CONSIGNES:
1. D'après le texte sur la danse sur la braise, qu'est-ce qui a permis la réhabilitation de ce rituel en Bulgarie en 1989 ? Répondez en une à trois phrases.
2. Réécrivez sous forme de liste le paragraphe du texte sur la danse sur la braise qui commence par « Au début du 20e siècle », en conservant ses faits principaux.
3. Recopiez le passage du texte sur la danse sur la braise qui va de "La danse sur la braise est" à "croyaient en l’immortalité.".

TEXTE EXTRAIT:
######

C’est une coutume païenne qui vient de la nuit des temps, mais qui est ressuscitée tous les 3 juin dans la région de la montagne Strandja /Sud-Est de la Bulgarie/. Et chaque année, des centaines de visiteurs se précipitent pour assister à la danse sur la braise, un rite d’origine païenne, qui autrefois était pratiqué dans quelques villages du côté bulgare et du côté grec du massif montagneux. Le rite appelé nestinarstvo, est inscrit depuis 2009 sur la liste du patrimoine culturel immatériel de l’UNESCO. Aujourd’hui, du côté bulgare, il est pratiqué dans les villages Kosti, Kondolovo, Gramatikovo, Slovarovo et Balgari. La coutume de la danse sur le feu est le point culminant du rituel Panagyr : festival en l’honneur des saints patrons Constantin et Hélène, qui se tient chaque année, les 3 et 4 juin. Cette coutume païenne a fusionné avec la fête chrétienne et fait partie des légendes sur ces deux saints orthodoxe. Les danseurs, appelés nestinari sont des initiés aux pouvoirs surnaturels, qui sont possédés par les esprits des Saints Constantin et Hélène. En dansant, ils récitent des prières pour implorer la santé et le pardon. Parfois, les nestinari prédisent l’avenir en exécutant la danse sur le feu.
Au début du 20e siècle, la danse sur la braise a été considérée comme une véritable hérésie, par le pouvoir laïque comme par l’église, pour être totalement interdite pendant les années du socialisme. Il faut attendre 1989 et les changements démocratiques pour que ce rituel soit réhabilité en Bulgarie, alors qu’en Grèce il a toujours été célébré.
La danse sur la braise est un des plus anciens rites des Balkans. Elle a survécu les poursuites des fanatiques chrétiens, musulmans et communistes. Son histoire, stigmatisée par l’Eglise orthodoxe et prohibée par le gouvernement communiste bulgare nous fait remonter à l’époque des Thraces. Les Thraces, qui célébraient le soleil, le reconnaissaient comme un de leurs dieux principaux et qui croyaient en l’immortalité.

######

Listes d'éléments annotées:

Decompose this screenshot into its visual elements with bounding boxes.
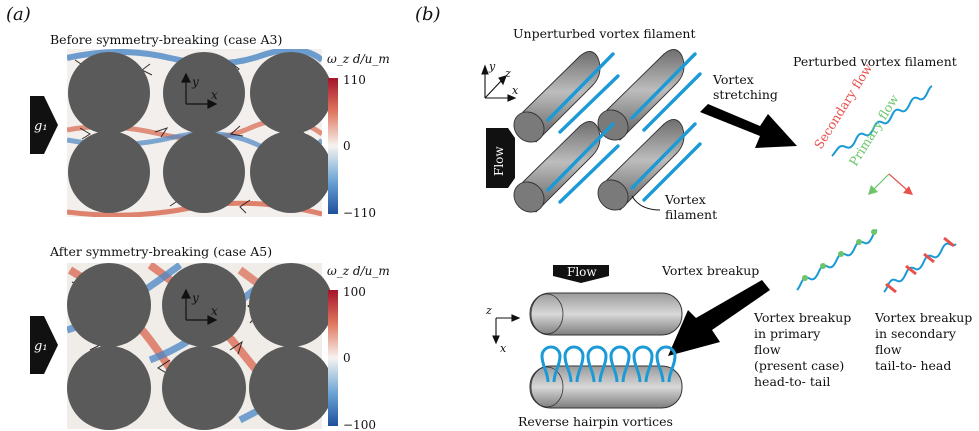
top-axes-indicator: [181, 72, 218, 109]
primary-flow-label: Primary flow: [846, 91, 902, 168]
breakup-primary-line: in primary: [754, 326, 821, 341]
split-arrows: [868, 173, 913, 195]
top-colorbar-max: 110: [343, 73, 366, 87]
bottom-axis-y: y: [191, 291, 199, 305]
top-colorbar-min: −110: [343, 206, 376, 220]
cylinder: [67, 263, 151, 347]
breakup-primary-line: flow: [754, 342, 781, 357]
top-colorbar-title: ω_z d/u_m: [327, 52, 390, 66]
unperturbed-title: Unperturbed vortex filament: [513, 26, 696, 41]
breakup-primary-text: Vortex breakup in primary flow (present …: [753, 310, 851, 389]
breakup-secondary-text: Vortex breakup in secondary flow tail-to…: [874, 310, 972, 373]
side-cylinder-bottom: [529, 365, 683, 409]
panel-a-label: (a): [6, 4, 31, 25]
flow-arrow-3d: [486, 128, 515, 188]
cylinder: [67, 346, 151, 430]
breakup-secondary-line: Vortex breakup: [874, 310, 972, 325]
axis3d-x: x: [512, 84, 519, 97]
perturbed-title: Perturbed vortex filament: [793, 54, 957, 69]
bottom-colorbar-min: −100: [343, 418, 376, 431]
vortex-breakup-label: Vortex breakup: [661, 263, 759, 278]
axes-3d-indicator: [481, 64, 517, 102]
cylinder-array-3d: [513, 49, 685, 213]
cylinder: [68, 52, 150, 134]
vortex-filament-pointer: [631, 195, 661, 211]
cylinder: [162, 346, 246, 430]
top-colorbar: [328, 78, 338, 214]
bottom-plot-title: After symmetry-breaking (case A5): [49, 244, 272, 259]
stretching-label-2: stretching: [713, 87, 778, 102]
bottom-colorbar-mid: 0: [343, 351, 351, 365]
panel-b-label: (b): [415, 4, 441, 25]
side-flow-arrow: [553, 265, 609, 283]
cylinder: [162, 263, 246, 347]
axis3d-y: y: [488, 60, 496, 73]
axis3d-z: z: [504, 67, 511, 80]
bottom-gravity-label: g₁: [34, 339, 48, 354]
cylinder: [163, 52, 245, 134]
bottom-colorbar: [328, 290, 338, 426]
bottom-gravity-arrow: [30, 316, 58, 374]
breakup-arrow: [668, 280, 770, 356]
top-axis-y: y: [191, 75, 199, 89]
breakup-primary-line: Vortex breakup: [753, 310, 851, 325]
bottom-cylinders: [67, 263, 333, 430]
top-plot-title: Before symmetry-breaking (case A3): [50, 32, 282, 47]
primary-breakup-filament: [796, 229, 878, 291]
cylinder: [249, 346, 333, 430]
stretching-label-1: Vortex: [712, 72, 754, 87]
secondary-breakup-filament: [883, 236, 957, 294]
cylinder-3d: [513, 51, 601, 143]
vortex-filament-label-1: Vortex: [664, 192, 706, 207]
cylinder: [163, 131, 245, 213]
cylinder: [250, 52, 332, 134]
bottom-colorbar-title: ω_z d/u_m: [327, 264, 390, 278]
top-gravity-label: g₁: [34, 119, 48, 134]
bottom-colorbar-max: 100: [343, 285, 366, 299]
bottom-axes-indicator: [181, 288, 218, 325]
side-axes: [492, 314, 521, 345]
hairpin-vortices: [540, 345, 677, 383]
cylinder: [249, 263, 333, 347]
cylinder-3d: [597, 119, 685, 211]
hairpin-label: Reverse hairpin vortices: [518, 414, 673, 429]
top-cylinders: [68, 52, 332, 213]
perturbed-filament: [831, 85, 933, 157]
breakup-primary-line: head-to- tail: [754, 374, 830, 389]
top-axis-x: x: [211, 88, 218, 102]
breakup-primary-line: (present case): [754, 358, 844, 373]
top-gravity-arrow: [30, 96, 58, 154]
bottom-axis-x: x: [211, 304, 218, 318]
breakup-secondary-line: flow: [875, 342, 902, 357]
stretching-arrow: [700, 104, 797, 148]
cylinder: [250, 131, 332, 213]
cylinder: [68, 131, 150, 213]
breakup-secondary-line: in secondary: [875, 326, 957, 341]
breakup-secondary-line: tail-to- head: [875, 358, 951, 373]
top-colorbar-mid: 0: [343, 139, 351, 153]
side-axis-z: z: [485, 304, 492, 317]
side-flow-label: Flow: [567, 265, 597, 279]
side-cylinder-top: [529, 292, 683, 336]
straight-filaments: [546, 52, 702, 204]
side-axis-x: x: [500, 342, 507, 355]
cylinder-3d: [513, 121, 601, 213]
flow-label-3d: Flow: [492, 146, 506, 176]
vortex-filament-label-2: filament: [665, 207, 717, 222]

######

RÉPONSES PAR CONSIGNE:
1. Ce sont les changements démocratiques de 1989 qui ont permis sa réhabilitation en Bulgarie. Auparavant, le rituel avait été jugé hérétique au début du 20e siècle par le pouvoir laïque et par l'Église, puis totalement interdit pendant les années du socialisme.

2.
- Début du 20e siècle : la danse sur la braise est considérée comme une hérésie par le pouvoir laïque et par l'Église.
- Années du socialisme : elle est totalement interdite.
- 1989 : les changements démocratiques permettent sa réhabilitation en Bulgarie.
- En Grèce : le rituel a toujours été célébré.

3.
La danse sur la braise est un des plus anciens rites des Balkans. Elle a survécu les poursuites des fanatiques chrétiens, musulmans et communistes. Son histoire, stigmatisée par l’Eglise orthodoxe et prohibée par le gouvernement communiste bulgare nous fait remonter à l’époque des Thraces. Les Thraces, qui célébraient le soleil, le reconnaissaient comme un de leurs dieux principaux et qui croyaient en l’immortalité.